**Task to complete:**
Below is a set of records; restate each one word for word.

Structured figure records

____________________

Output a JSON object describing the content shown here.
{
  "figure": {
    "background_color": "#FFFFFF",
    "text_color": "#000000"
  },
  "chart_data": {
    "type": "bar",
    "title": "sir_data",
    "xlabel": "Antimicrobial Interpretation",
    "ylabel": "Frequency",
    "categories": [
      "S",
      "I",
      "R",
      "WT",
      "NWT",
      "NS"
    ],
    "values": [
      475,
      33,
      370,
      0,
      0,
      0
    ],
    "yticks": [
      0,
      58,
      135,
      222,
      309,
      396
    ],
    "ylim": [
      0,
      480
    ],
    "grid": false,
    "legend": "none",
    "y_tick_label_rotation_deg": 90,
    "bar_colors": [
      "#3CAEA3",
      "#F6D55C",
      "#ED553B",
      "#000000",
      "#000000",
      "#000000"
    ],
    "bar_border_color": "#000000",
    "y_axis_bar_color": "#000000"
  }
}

____________________

**Result of this task:**
Output a JSON object describing the content shown here.
{
  "figure": {
    "background_color": "#FFFFFF",
    "text_color": "#000000"
  },
  "chart_data": {
    "type": "bar",
    "title": "sir_data",
    "xlabel": "Antimicrobial Interpretation",
    "ylabel": "Frequency",
    "categories": [
      "S",
      "I",
      "R",
      "WT",
      "NWT",
      "NS"
    ],
    "values": [
      475,
      33,
      370,
      0,
      0,
      0
    ],
    "yticks": [
      0,
      58,
      135,
      222,
      309,
      396
    ],
    "ylim": [
      0,
      480
    ],
    "grid": false,
    "legend": "none",
    "y_tick_label_rotation_deg": 90,
    "bar_colors": [
      "#3CAEA3",
      "#F6D55C",
      "#ED553B",
      "#000000",
      "#000000",
      "#000000"
    ],
    "bar_border_color": "#000000",
    "y_axis_bar_color": "#000000"
  }
}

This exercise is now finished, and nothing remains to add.